List each line of the data that holds the string "seconds", please.

>> BEGIN Stored data

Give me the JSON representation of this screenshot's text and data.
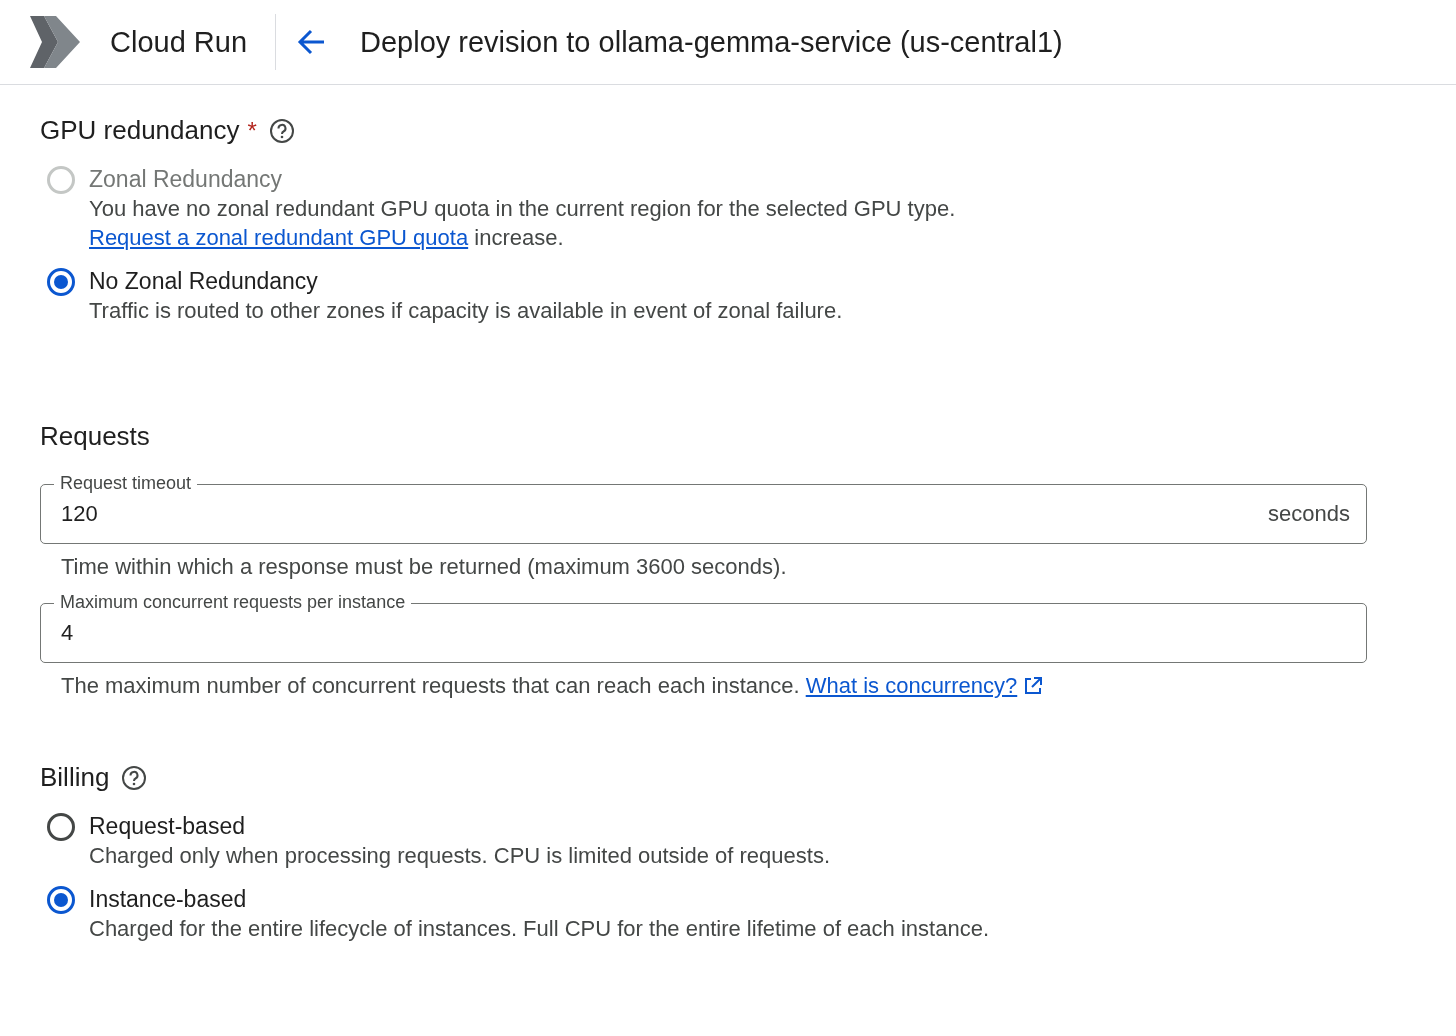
{
  "header": {
    "product": "Cloud Run",
    "title": "Deploy revision to ollama-gemma-service (us-central1)"
  },
  "gpu_redundancy": {
    "title": "GPU redundancy",
    "required_mark": "*",
    "options": [
      {
        "label": "Zonal Redundancy",
        "selected": false,
        "disabled": true,
        "description": "You have no zonal redundant GPU quota in the current region for the selected GPU type. ",
        "link": "Request a zonal redundant GPU quota",
        "suffix": " increase."
      },
      {
        "label": "No Zonal Redundancy",
        "selected": true,
        "disabled": false,
        "description": "Traffic is routed to other zones if capacity is available in event of zonal failure."
      }
    ]
  },
  "requests": {
    "title": "Requests",
    "fields": [
      {
        "label": "Request timeout",
        "value": "120",
        "unit": "seconds",
        "helper": "Time within which a response must be returned (maximum 3600 seconds)."
      },
      {
        "label": "Maximum concurrent requests per instance",
        "value": "4",
        "helper": "The maximum number of concurrent requests that can reach each instance. ",
        "helper_link": "What is concurrency?"
      }
    ]
  },
  "billing": {
    "title": "Billing",
    "options": [
      {
        "label": "Request-based",
        "selected": false,
        "disabled": false,
        "description": "Charged only when processing requests. CPU is limited outside of requests."
      },
      {
        "label": "Instance-based",
        "selected": true,
        "disabled": false,
        "description": "Charged for the entire lifecycle of instances. Full CPU for the entire lifetime of each instance."
      }
    ]
  }
}
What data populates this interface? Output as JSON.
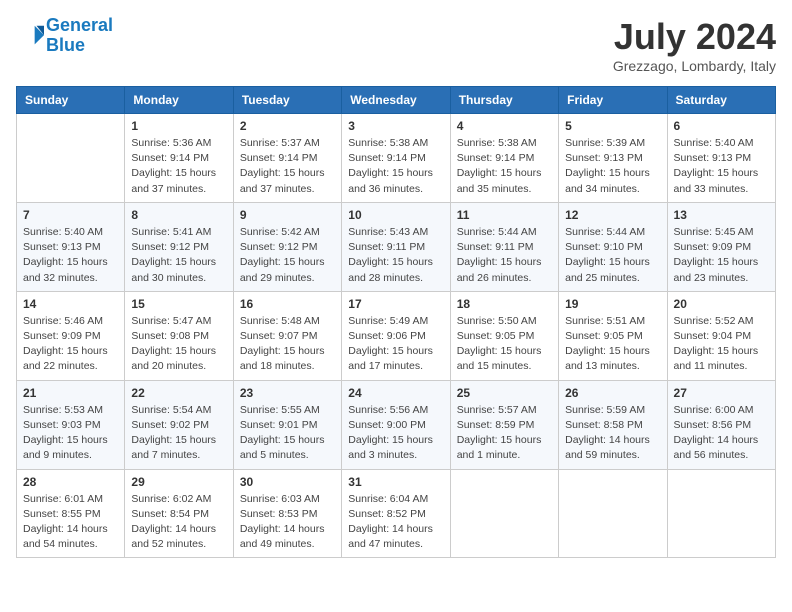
{
  "logo": {
    "line1": "General",
    "line2": "Blue"
  },
  "title": {
    "month_year": "July 2024",
    "location": "Grezzago, Lombardy, Italy"
  },
  "weekdays": [
    "Sunday",
    "Monday",
    "Tuesday",
    "Wednesday",
    "Thursday",
    "Friday",
    "Saturday"
  ],
  "weeks": [
    [
      {
        "day": "",
        "info": ""
      },
      {
        "day": "1",
        "info": "Sunrise: 5:36 AM\nSunset: 9:14 PM\nDaylight: 15 hours\nand 37 minutes."
      },
      {
        "day": "2",
        "info": "Sunrise: 5:37 AM\nSunset: 9:14 PM\nDaylight: 15 hours\nand 37 minutes."
      },
      {
        "day": "3",
        "info": "Sunrise: 5:38 AM\nSunset: 9:14 PM\nDaylight: 15 hours\nand 36 minutes."
      },
      {
        "day": "4",
        "info": "Sunrise: 5:38 AM\nSunset: 9:14 PM\nDaylight: 15 hours\nand 35 minutes."
      },
      {
        "day": "5",
        "info": "Sunrise: 5:39 AM\nSunset: 9:13 PM\nDaylight: 15 hours\nand 34 minutes."
      },
      {
        "day": "6",
        "info": "Sunrise: 5:40 AM\nSunset: 9:13 PM\nDaylight: 15 hours\nand 33 minutes."
      }
    ],
    [
      {
        "day": "7",
        "info": "Sunrise: 5:40 AM\nSunset: 9:13 PM\nDaylight: 15 hours\nand 32 minutes."
      },
      {
        "day": "8",
        "info": "Sunrise: 5:41 AM\nSunset: 9:12 PM\nDaylight: 15 hours\nand 30 minutes."
      },
      {
        "day": "9",
        "info": "Sunrise: 5:42 AM\nSunset: 9:12 PM\nDaylight: 15 hours\nand 29 minutes."
      },
      {
        "day": "10",
        "info": "Sunrise: 5:43 AM\nSunset: 9:11 PM\nDaylight: 15 hours\nand 28 minutes."
      },
      {
        "day": "11",
        "info": "Sunrise: 5:44 AM\nSunset: 9:11 PM\nDaylight: 15 hours\nand 26 minutes."
      },
      {
        "day": "12",
        "info": "Sunrise: 5:44 AM\nSunset: 9:10 PM\nDaylight: 15 hours\nand 25 minutes."
      },
      {
        "day": "13",
        "info": "Sunrise: 5:45 AM\nSunset: 9:09 PM\nDaylight: 15 hours\nand 23 minutes."
      }
    ],
    [
      {
        "day": "14",
        "info": "Sunrise: 5:46 AM\nSunset: 9:09 PM\nDaylight: 15 hours\nand 22 minutes."
      },
      {
        "day": "15",
        "info": "Sunrise: 5:47 AM\nSunset: 9:08 PM\nDaylight: 15 hours\nand 20 minutes."
      },
      {
        "day": "16",
        "info": "Sunrise: 5:48 AM\nSunset: 9:07 PM\nDaylight: 15 hours\nand 18 minutes."
      },
      {
        "day": "17",
        "info": "Sunrise: 5:49 AM\nSunset: 9:06 PM\nDaylight: 15 hours\nand 17 minutes."
      },
      {
        "day": "18",
        "info": "Sunrise: 5:50 AM\nSunset: 9:05 PM\nDaylight: 15 hours\nand 15 minutes."
      },
      {
        "day": "19",
        "info": "Sunrise: 5:51 AM\nSunset: 9:05 PM\nDaylight: 15 hours\nand 13 minutes."
      },
      {
        "day": "20",
        "info": "Sunrise: 5:52 AM\nSunset: 9:04 PM\nDaylight: 15 hours\nand 11 minutes."
      }
    ],
    [
      {
        "day": "21",
        "info": "Sunrise: 5:53 AM\nSunset: 9:03 PM\nDaylight: 15 hours\nand 9 minutes."
      },
      {
        "day": "22",
        "info": "Sunrise: 5:54 AM\nSunset: 9:02 PM\nDaylight: 15 hours\nand 7 minutes."
      },
      {
        "day": "23",
        "info": "Sunrise: 5:55 AM\nSunset: 9:01 PM\nDaylight: 15 hours\nand 5 minutes."
      },
      {
        "day": "24",
        "info": "Sunrise: 5:56 AM\nSunset: 9:00 PM\nDaylight: 15 hours\nand 3 minutes."
      },
      {
        "day": "25",
        "info": "Sunrise: 5:57 AM\nSunset: 8:59 PM\nDaylight: 15 hours\nand 1 minute."
      },
      {
        "day": "26",
        "info": "Sunrise: 5:59 AM\nSunset: 8:58 PM\nDaylight: 14 hours\nand 59 minutes."
      },
      {
        "day": "27",
        "info": "Sunrise: 6:00 AM\nSunset: 8:56 PM\nDaylight: 14 hours\nand 56 minutes."
      }
    ],
    [
      {
        "day": "28",
        "info": "Sunrise: 6:01 AM\nSunset: 8:55 PM\nDaylight: 14 hours\nand 54 minutes."
      },
      {
        "day": "29",
        "info": "Sunrise: 6:02 AM\nSunset: 8:54 PM\nDaylight: 14 hours\nand 52 minutes."
      },
      {
        "day": "30",
        "info": "Sunrise: 6:03 AM\nSunset: 8:53 PM\nDaylight: 14 hours\nand 49 minutes."
      },
      {
        "day": "31",
        "info": "Sunrise: 6:04 AM\nSunset: 8:52 PM\nDaylight: 14 hours\nand 47 minutes."
      },
      {
        "day": "",
        "info": ""
      },
      {
        "day": "",
        "info": ""
      },
      {
        "day": "",
        "info": ""
      }
    ]
  ]
}
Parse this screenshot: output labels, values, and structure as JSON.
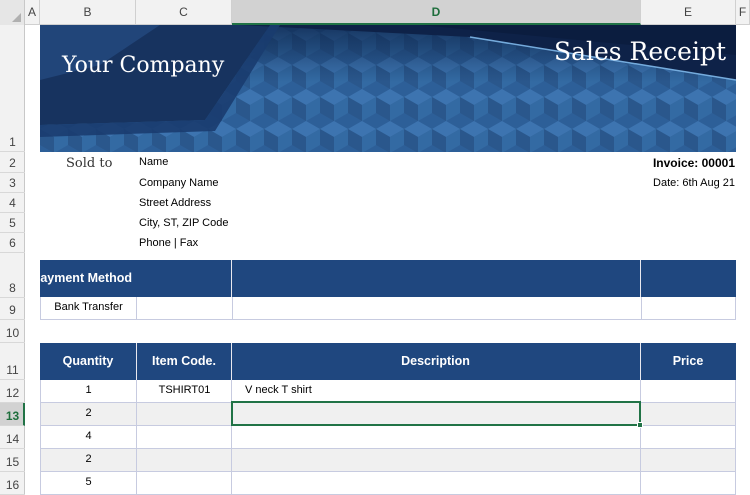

>> END Stored data

◆ Answer to the problem:
        "unit": "seconds",
        "helper": "Time within which a response must be returned (maximum 3600 seconds)."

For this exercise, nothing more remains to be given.